What is expected: A line counts if it contains the string "Patient"; say how many such lines there are, giving only the number.

Items:
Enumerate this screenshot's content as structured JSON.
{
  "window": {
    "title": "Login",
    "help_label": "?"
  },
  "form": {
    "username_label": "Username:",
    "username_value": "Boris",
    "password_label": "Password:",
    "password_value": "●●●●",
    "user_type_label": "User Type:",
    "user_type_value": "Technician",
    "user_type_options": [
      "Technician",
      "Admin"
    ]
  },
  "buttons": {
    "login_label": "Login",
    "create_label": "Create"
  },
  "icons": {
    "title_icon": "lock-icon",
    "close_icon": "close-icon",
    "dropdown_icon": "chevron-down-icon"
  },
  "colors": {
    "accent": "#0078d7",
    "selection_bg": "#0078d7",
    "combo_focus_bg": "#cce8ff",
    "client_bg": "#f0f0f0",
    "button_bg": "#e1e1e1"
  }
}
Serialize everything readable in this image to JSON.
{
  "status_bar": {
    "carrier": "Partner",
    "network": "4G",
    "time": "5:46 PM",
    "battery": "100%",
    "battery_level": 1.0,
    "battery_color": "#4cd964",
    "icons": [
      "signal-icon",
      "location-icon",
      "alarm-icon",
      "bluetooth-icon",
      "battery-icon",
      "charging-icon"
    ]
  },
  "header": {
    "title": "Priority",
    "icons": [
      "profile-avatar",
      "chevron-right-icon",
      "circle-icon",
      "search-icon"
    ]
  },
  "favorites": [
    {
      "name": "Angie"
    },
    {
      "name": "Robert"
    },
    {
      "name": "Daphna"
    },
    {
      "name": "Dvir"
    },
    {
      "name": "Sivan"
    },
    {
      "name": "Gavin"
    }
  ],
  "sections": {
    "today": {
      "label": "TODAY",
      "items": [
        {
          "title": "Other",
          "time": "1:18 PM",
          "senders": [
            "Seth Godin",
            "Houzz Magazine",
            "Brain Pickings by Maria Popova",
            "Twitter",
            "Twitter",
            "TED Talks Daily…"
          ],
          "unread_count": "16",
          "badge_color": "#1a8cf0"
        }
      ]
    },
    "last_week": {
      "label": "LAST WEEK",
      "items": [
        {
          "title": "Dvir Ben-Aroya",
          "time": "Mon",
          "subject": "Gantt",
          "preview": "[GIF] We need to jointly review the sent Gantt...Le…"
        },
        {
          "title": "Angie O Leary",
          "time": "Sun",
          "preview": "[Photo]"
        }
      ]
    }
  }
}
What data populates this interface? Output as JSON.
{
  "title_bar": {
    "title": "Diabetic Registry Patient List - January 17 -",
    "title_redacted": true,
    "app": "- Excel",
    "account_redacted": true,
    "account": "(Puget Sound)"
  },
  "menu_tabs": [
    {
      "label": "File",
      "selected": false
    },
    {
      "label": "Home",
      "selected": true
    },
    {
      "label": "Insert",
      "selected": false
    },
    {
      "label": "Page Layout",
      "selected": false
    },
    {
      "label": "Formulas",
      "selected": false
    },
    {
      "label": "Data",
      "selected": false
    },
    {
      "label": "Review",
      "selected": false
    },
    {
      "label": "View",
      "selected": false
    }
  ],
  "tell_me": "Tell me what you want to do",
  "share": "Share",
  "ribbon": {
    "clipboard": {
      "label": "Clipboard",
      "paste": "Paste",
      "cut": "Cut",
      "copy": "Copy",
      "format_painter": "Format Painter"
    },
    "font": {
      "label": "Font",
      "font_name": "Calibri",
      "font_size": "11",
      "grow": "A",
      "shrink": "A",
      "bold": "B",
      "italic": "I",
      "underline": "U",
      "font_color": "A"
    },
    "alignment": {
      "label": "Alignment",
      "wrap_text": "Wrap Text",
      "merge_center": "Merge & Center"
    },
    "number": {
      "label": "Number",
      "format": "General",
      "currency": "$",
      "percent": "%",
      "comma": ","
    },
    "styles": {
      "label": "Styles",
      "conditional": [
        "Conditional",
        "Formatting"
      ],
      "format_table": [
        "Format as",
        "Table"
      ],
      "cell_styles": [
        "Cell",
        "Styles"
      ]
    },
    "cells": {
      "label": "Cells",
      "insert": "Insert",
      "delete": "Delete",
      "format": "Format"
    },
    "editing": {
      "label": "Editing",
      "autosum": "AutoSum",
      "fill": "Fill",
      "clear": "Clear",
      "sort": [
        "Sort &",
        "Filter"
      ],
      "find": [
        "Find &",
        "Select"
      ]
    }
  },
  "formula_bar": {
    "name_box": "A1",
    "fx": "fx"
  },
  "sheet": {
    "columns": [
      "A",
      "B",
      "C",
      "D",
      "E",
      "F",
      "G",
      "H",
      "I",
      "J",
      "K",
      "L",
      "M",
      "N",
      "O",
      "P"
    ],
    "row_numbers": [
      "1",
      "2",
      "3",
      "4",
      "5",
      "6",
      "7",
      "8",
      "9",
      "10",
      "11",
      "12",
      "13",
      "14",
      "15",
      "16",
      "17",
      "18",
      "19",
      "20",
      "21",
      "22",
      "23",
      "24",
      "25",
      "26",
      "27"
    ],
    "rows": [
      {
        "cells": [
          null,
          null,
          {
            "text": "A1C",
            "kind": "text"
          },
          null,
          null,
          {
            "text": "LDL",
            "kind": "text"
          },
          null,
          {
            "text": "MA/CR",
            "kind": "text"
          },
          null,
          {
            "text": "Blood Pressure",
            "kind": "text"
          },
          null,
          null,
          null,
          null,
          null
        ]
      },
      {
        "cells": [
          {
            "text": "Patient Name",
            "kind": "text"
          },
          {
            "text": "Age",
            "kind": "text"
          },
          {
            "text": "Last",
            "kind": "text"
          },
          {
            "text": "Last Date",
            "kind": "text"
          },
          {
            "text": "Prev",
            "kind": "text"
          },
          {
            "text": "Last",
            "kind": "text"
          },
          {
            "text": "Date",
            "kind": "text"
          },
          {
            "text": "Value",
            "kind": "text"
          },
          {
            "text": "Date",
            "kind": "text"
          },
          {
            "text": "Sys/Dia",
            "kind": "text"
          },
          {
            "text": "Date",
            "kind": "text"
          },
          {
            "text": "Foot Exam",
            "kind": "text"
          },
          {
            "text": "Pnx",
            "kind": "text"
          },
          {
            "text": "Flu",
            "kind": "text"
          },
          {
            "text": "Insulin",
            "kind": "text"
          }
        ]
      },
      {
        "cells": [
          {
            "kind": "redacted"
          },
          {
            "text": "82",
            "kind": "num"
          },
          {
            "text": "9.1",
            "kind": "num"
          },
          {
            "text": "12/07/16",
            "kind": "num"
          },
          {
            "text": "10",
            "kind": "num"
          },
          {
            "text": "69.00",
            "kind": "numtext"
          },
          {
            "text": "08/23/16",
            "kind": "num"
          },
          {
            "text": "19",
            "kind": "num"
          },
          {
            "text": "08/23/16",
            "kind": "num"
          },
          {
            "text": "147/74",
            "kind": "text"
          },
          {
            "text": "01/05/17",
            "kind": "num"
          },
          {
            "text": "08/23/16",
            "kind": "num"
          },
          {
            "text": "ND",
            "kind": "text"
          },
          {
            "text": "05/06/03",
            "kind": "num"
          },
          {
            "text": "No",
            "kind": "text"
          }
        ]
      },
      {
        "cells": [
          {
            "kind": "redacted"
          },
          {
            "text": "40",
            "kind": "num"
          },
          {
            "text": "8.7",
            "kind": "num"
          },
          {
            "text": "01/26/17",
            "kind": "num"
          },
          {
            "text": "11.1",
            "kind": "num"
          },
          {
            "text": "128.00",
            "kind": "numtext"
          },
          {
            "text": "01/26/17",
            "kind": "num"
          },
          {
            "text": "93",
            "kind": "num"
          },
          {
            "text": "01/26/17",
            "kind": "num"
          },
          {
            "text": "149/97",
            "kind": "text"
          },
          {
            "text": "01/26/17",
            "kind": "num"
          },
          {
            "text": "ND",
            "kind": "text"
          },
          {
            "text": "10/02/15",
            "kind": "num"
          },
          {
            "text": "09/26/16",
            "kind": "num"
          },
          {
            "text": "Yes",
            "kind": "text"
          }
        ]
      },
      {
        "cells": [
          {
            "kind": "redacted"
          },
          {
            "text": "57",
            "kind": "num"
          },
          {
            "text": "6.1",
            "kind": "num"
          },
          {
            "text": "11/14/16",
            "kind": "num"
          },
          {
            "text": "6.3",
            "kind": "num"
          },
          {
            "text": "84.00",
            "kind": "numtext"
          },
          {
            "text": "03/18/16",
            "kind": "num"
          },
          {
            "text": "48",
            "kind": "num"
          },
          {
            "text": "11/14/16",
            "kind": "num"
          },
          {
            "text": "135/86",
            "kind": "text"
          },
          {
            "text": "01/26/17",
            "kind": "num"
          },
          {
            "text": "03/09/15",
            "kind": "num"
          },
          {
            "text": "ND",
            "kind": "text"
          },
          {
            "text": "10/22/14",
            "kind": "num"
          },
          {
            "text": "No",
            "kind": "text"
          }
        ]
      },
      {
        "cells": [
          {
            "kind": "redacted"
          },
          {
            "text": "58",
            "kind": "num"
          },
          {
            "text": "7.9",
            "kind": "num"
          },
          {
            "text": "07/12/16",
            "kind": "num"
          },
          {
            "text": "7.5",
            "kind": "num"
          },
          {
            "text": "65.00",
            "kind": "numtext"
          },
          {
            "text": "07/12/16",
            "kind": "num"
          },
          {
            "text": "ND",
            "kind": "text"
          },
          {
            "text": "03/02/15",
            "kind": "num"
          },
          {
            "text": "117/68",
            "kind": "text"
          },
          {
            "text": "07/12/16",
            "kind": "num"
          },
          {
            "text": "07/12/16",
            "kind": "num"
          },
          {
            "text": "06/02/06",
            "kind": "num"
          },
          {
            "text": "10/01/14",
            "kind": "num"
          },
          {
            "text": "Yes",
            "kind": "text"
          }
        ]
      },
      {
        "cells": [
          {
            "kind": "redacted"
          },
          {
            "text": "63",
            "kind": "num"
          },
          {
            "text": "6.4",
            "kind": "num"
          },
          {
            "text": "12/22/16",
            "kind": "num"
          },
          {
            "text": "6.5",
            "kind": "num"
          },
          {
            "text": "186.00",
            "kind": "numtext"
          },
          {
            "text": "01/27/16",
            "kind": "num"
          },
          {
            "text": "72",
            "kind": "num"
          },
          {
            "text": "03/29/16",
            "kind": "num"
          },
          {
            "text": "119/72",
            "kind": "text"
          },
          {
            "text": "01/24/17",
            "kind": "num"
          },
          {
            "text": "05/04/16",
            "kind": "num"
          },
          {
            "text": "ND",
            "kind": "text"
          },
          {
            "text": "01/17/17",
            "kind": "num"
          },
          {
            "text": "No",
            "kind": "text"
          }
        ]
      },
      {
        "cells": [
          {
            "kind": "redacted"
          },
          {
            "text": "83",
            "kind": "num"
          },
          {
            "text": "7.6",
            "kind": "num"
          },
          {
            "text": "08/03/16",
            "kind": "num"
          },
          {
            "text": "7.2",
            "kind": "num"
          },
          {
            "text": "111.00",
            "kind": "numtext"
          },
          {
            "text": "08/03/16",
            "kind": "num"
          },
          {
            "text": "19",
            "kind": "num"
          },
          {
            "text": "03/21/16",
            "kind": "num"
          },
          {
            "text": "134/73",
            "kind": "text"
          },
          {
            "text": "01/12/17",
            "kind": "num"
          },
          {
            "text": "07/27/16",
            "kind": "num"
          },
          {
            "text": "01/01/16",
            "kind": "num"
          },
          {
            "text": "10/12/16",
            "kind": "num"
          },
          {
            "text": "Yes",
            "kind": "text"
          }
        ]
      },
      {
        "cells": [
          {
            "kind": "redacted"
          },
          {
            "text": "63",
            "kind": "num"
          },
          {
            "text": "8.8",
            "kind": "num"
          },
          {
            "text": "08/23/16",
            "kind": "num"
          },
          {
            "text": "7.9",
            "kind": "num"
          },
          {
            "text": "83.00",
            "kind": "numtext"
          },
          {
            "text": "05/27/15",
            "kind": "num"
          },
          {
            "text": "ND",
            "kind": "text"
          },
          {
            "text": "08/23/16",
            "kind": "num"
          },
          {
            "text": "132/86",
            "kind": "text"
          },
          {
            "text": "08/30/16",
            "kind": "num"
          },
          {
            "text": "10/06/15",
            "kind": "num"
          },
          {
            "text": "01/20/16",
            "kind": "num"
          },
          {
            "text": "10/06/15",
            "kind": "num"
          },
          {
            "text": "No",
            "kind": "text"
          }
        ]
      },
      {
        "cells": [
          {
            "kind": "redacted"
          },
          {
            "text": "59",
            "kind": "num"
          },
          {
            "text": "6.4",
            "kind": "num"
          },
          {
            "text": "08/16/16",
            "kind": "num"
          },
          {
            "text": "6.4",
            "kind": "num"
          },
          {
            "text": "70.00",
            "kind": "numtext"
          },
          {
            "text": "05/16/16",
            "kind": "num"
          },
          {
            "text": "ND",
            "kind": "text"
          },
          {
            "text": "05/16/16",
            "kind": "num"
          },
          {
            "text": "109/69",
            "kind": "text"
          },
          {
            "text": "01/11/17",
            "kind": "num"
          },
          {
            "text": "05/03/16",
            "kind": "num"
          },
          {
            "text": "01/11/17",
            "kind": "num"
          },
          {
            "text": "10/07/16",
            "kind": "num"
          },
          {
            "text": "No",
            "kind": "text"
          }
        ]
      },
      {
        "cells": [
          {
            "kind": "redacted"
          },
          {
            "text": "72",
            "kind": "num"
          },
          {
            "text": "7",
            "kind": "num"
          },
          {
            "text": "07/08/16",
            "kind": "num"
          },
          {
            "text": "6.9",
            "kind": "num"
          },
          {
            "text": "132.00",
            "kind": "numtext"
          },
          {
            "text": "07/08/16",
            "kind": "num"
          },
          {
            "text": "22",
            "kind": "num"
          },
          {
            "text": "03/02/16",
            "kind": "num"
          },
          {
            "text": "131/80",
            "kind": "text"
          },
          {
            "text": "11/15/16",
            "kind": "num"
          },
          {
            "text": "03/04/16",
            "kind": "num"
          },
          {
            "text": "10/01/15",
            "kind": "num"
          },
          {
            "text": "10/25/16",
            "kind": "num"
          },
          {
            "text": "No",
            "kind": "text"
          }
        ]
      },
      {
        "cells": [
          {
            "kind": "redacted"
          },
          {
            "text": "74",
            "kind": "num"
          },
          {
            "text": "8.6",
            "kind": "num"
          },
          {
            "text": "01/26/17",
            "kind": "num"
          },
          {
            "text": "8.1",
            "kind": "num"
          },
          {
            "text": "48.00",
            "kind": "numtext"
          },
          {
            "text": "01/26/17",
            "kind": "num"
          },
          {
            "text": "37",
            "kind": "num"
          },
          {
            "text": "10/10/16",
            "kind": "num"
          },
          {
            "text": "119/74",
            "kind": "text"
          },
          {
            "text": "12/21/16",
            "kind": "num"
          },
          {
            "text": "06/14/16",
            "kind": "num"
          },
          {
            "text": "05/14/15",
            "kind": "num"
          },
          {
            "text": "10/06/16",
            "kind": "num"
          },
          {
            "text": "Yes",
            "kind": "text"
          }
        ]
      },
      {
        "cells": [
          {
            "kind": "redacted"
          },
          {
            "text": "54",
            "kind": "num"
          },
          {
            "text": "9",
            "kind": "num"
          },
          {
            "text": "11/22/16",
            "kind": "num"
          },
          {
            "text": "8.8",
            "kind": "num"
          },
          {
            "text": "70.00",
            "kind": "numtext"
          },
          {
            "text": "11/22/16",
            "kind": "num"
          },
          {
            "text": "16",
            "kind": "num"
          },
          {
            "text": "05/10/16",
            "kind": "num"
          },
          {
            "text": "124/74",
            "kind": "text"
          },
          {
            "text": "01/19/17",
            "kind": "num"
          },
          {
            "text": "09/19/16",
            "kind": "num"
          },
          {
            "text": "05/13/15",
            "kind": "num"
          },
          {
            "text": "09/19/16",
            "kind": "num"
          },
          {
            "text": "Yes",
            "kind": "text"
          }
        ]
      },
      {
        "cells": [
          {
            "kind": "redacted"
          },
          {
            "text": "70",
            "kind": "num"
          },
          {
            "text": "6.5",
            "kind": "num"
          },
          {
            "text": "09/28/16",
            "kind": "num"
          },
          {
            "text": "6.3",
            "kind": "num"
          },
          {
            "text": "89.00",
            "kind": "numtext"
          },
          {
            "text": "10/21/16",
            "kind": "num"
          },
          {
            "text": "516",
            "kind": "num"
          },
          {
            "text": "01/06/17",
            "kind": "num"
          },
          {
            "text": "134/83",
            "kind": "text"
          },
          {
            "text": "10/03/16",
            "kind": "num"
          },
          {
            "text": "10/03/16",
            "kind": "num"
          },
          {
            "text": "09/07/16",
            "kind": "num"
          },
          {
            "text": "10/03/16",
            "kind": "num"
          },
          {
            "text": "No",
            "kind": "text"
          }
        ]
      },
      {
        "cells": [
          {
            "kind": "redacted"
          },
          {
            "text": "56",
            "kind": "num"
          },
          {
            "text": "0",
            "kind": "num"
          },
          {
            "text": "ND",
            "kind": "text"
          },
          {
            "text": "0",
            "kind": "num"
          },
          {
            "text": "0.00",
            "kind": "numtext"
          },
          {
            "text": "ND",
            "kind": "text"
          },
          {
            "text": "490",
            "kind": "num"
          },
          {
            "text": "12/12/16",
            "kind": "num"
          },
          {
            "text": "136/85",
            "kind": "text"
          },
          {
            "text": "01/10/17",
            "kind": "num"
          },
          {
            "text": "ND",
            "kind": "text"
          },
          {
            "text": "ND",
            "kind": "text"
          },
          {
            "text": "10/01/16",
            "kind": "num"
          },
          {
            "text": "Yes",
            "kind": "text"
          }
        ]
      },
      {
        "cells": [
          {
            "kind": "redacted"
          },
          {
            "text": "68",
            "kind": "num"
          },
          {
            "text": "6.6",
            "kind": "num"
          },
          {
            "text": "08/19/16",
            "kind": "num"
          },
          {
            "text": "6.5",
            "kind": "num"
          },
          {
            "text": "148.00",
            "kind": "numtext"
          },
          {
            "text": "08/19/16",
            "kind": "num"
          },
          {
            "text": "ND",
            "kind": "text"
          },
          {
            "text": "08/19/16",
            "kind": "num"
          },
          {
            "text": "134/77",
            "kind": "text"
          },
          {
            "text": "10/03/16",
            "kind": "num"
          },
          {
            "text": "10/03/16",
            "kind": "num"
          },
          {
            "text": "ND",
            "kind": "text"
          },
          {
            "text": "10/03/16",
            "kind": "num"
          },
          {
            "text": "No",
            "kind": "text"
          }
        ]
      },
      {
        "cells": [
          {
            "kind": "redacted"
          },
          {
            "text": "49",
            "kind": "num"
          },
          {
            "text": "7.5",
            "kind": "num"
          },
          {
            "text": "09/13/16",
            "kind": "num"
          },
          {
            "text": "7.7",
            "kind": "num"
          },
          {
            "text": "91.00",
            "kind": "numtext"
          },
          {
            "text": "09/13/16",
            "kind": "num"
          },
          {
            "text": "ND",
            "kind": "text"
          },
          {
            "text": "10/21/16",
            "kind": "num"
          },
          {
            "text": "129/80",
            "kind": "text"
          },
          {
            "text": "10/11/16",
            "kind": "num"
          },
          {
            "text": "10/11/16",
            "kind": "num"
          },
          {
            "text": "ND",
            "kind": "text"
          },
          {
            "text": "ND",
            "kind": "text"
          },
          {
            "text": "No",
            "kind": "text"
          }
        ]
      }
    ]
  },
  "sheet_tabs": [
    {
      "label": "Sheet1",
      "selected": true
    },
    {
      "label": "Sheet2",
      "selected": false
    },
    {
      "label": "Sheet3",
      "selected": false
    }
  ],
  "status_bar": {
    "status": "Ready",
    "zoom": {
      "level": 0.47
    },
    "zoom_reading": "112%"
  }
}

Expected answer: 2